- [Rows from a figure dataset]
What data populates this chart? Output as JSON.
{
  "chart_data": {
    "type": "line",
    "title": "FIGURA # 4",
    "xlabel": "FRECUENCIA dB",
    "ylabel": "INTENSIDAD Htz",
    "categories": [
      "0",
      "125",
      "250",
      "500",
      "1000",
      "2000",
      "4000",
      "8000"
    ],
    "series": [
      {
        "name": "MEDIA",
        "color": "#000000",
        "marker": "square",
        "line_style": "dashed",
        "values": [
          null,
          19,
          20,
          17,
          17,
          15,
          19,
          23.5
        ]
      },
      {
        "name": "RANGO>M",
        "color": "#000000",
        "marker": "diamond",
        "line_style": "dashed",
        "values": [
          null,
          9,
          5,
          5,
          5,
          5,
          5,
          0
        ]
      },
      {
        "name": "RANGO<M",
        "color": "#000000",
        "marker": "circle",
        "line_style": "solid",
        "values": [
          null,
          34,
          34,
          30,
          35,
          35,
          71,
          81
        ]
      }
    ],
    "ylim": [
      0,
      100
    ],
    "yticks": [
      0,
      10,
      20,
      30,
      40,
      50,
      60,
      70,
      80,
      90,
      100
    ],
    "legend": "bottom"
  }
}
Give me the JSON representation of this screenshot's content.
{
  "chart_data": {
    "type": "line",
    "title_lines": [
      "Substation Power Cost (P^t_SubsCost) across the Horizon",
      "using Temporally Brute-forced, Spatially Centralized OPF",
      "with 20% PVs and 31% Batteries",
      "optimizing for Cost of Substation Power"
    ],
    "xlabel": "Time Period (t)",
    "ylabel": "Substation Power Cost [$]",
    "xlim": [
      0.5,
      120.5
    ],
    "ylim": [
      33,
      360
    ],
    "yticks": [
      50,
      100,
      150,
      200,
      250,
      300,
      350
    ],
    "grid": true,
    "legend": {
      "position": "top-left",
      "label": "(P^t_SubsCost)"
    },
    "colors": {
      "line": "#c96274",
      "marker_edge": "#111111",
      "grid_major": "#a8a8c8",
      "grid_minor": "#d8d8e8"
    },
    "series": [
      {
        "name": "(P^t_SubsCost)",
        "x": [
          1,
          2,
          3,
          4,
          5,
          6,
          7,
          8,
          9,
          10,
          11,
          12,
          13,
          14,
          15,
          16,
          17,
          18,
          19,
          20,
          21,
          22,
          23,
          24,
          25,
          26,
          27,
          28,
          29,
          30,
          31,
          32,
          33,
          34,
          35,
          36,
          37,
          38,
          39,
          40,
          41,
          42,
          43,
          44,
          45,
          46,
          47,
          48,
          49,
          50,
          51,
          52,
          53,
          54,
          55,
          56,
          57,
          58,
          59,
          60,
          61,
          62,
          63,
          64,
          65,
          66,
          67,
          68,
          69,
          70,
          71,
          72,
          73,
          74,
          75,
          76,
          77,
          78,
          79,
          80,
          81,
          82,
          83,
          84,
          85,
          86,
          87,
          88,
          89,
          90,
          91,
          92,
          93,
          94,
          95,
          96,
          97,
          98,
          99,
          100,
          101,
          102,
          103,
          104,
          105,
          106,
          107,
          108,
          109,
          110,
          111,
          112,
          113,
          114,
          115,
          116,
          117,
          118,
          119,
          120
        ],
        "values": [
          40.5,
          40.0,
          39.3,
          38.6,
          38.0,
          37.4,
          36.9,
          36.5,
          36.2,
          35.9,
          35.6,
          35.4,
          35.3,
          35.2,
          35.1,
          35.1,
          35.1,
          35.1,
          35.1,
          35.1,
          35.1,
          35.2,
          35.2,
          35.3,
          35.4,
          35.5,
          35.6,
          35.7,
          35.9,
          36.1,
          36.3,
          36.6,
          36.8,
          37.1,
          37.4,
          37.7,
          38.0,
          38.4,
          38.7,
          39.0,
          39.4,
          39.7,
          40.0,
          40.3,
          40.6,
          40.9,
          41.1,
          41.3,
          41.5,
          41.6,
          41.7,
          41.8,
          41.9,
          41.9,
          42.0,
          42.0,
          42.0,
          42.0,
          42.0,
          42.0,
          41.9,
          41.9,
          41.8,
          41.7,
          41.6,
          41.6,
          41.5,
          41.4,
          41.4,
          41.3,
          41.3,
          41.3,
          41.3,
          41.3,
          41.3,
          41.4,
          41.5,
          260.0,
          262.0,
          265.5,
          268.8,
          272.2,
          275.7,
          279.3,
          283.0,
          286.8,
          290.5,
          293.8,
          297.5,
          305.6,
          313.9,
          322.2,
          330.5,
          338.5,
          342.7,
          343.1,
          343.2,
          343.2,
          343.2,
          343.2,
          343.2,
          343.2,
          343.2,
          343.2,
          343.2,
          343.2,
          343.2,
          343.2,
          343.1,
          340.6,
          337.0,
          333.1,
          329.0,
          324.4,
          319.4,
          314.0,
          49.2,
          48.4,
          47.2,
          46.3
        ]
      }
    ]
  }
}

- [WHAT YOU HAVE TO DO] Repeat each of the entries above precisely as given.

- [THE SOLUTION]
What data populates this chart? Output as JSON.
{
  "chart_data": {
    "type": "line",
    "title": "FIGURA # 4",
    "xlabel": "FRECUENCIA dB",
    "ylabel": "INTENSIDAD Htz",
    "categories": [
      "0",
      "125",
      "250",
      "500",
      "1000",
      "2000",
      "4000",
      "8000"
    ],
    "series": [
      {
        "name": "MEDIA",
        "color": "#000000",
        "marker": "square",
        "line_style": "dashed",
        "values": [
          null,
          19,
          20,
          17,
          17,
          15,
          19,
          23.5
        ]
      },
      {
        "name": "RANGO>M",
        "color": "#000000",
        "marker": "diamond",
        "line_style": "dashed",
        "values": [
          null,
          9,
          5,
          5,
          5,
          5,
          5,
          0
        ]
      },
      {
        "name": "RANGO<M",
        "color": "#000000",
        "marker": "circle",
        "line_style": "solid",
        "values": [
          null,
          34,
          34,
          30,
          35,
          35,
          71,
          81
        ]
      }
    ],
    "ylim": [
      0,
      100
    ],
    "yticks": [
      0,
      10,
      20,
      30,
      40,
      50,
      60,
      70,
      80,
      90,
      100
    ],
    "legend": "bottom"
  }
}
Give me the JSON representation of this screenshot's content.
{
  "chart_data": {
    "type": "line",
    "title_lines": [
      "Substation Power Cost (P^t_SubsCost) across the Horizon",
      "using Temporally Brute-forced, Spatially Centralized OPF",
      "with 20% PVs and 31% Batteries",
      "optimizing for Cost of Substation Power"
    ],
    "xlabel": "Time Period (t)",
    "ylabel": "Substation Power Cost [$]",
    "xlim": [
      0.5,
      120.5
    ],
    "ylim": [
      33,
      360
    ],
    "yticks": [
      50,
      100,
      150,
      200,
      250,
      300,
      350
    ],
    "grid": true,
    "legend": {
      "position": "top-left",
      "label": "(P^t_SubsCost)"
    },
    "colors": {
      "line": "#c96274",
      "marker_edge": "#111111",
      "grid_major": "#a8a8c8",
      "grid_minor": "#d8d8e8"
    },
    "series": [
      {
        "name": "(P^t_SubsCost)",
        "x": [
          1,
          2,
          3,
          4,
          5,
          6,
          7,
          8,
          9,
          10,
          11,
          12,
          13,
          14,
          15,
          16,
          17,
          18,
          19,
          20,
          21,
          22,
          23,
          24,
          25,
          26,
          27,
          28,
          29,
          30,
          31,
          32,
          33,
          34,
          35,
          36,
          37,
          38,
          39,
          40,
          41,
          42,
          43,
          44,
          45,
          46,
          47,
          48,
          49,
          50,
          51,
          52,
          53,
          54,
          55,
          56,
          57,
          58,
          59,
          60,
          61,
          62,
          63,
          64,
          65,
          66,
          67,
          68,
          69,
          70,
          71,
          72,
          73,
          74,
          75,
          76,
          77,
          78,
          79,
          80,
          81,
          82,
          83,
          84,
          85,
          86,
          87,
          88,
          89,
          90,
          91,
          92,
          93,
          94,
          95,
          96,
          97,
          98,
          99,
          100,
          101,
          102,
          103,
          104,
          105,
          106,
          107,
          108,
          109,
          110,
          111,
          112,
          113,
          114,
          115,
          116,
          117,
          118,
          119,
          120
        ],
        "values": [
          40.5,
          40.0,
          39.3,
          38.6,
          38.0,
          37.4,
          36.9,
          36.5,
          36.2,
          35.9,
          35.6,
          35.4,
          35.3,
          35.2,
          35.1,
          35.1,
          35.1,
          35.1,
          35.1,
          35.1,
          35.1,
          35.2,
          35.2,
          35.3,
          35.4,
          35.5,
          35.6,
          35.7,
          35.9,
          36.1,
          36.3,
          36.6,
          36.8,
          37.1,
          37.4,
          37.7,
          38.0,
          38.4,
          38.7,
          39.0,
          39.4,
          39.7,
          40.0,
          40.3,
          40.6,
          40.9,
          41.1,
          41.3,
          41.5,
          41.6,
          41.7,
          41.8,
          41.9,
          41.9,
          42.0,
          42.0,
          42.0,
          42.0,
          42.0,
          42.0,
          41.9,
          41.9,
          41.8,
          41.7,
          41.6,
          41.6,
          41.5,
          41.4,
          41.4,
          41.3,
          41.3,
          41.3,
          41.3,
          41.3,
          41.3,
          41.4,
          41.5,
          260.0,
          262.0,
          265.5,
          268.8,
          272.2,
          275.7,
          279.3,
          283.0,
          286.8,
          290.5,
          293.8,
          297.5,
          305.6,
          313.9,
          322.2,
          330.5,
          338.5,
          342.7,
          343.1,
          343.2,
          343.2,
          343.2,
          343.2,
          343.2,
          343.2,
          343.2,
          343.2,
          343.2,
          343.2,
          343.2,
          343.2,
          343.1,
          340.6,
          337.0,
          333.1,
          329.0,
          324.4,
          319.4,
          314.0,
          49.2,
          48.4,
          47.2,
          46.3
        ]
      }
    ]
  }
}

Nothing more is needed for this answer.